Given request - Pick out each line containing the string "content" and copy it.

Exercise input -
+ + +

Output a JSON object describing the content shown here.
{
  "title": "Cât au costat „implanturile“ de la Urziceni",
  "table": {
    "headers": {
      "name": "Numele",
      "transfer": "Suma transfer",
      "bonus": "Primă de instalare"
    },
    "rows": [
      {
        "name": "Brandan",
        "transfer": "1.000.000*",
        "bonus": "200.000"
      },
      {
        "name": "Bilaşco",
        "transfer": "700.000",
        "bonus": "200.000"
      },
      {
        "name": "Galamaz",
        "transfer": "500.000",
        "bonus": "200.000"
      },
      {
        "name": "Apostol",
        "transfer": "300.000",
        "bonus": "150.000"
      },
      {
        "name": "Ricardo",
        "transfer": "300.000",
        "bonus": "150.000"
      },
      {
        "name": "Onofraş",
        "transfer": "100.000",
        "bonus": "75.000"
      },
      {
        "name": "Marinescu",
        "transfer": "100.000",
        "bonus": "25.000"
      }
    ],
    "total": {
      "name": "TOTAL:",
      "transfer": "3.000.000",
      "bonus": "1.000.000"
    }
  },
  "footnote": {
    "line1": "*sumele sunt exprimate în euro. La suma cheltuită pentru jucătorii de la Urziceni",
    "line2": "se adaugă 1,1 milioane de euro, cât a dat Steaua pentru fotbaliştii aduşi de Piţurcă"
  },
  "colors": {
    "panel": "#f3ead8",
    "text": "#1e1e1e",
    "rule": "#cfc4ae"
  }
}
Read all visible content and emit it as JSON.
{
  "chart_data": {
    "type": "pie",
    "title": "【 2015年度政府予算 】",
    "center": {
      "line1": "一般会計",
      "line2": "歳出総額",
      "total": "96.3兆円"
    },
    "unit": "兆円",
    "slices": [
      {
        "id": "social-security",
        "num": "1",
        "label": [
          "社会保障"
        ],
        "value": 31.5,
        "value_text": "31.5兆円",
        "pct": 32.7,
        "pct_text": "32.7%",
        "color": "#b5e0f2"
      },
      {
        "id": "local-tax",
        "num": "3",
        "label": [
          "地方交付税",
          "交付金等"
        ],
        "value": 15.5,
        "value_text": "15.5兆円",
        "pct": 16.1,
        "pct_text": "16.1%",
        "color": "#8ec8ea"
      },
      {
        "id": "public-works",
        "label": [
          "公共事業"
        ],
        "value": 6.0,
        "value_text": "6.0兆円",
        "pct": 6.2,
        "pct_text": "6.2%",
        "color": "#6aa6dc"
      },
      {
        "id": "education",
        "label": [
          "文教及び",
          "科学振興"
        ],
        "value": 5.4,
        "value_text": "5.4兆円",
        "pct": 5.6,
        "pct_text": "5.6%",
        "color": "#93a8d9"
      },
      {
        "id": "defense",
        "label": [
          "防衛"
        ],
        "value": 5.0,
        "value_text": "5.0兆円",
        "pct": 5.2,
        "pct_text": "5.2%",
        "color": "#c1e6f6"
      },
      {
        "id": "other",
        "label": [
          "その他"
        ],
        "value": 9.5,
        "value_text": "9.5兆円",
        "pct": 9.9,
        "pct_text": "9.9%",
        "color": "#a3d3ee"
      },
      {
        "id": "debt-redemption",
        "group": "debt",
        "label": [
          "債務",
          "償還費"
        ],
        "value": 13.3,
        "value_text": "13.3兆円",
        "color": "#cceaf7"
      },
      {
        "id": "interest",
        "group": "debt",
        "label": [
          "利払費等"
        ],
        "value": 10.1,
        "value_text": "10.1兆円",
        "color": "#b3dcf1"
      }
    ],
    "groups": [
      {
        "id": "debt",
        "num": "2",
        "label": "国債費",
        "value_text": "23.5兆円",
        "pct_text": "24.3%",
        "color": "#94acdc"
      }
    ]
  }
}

+ + +

Finished task -
Output a JSON object describing the content shown here.
Read all visible content and emit it as JSON.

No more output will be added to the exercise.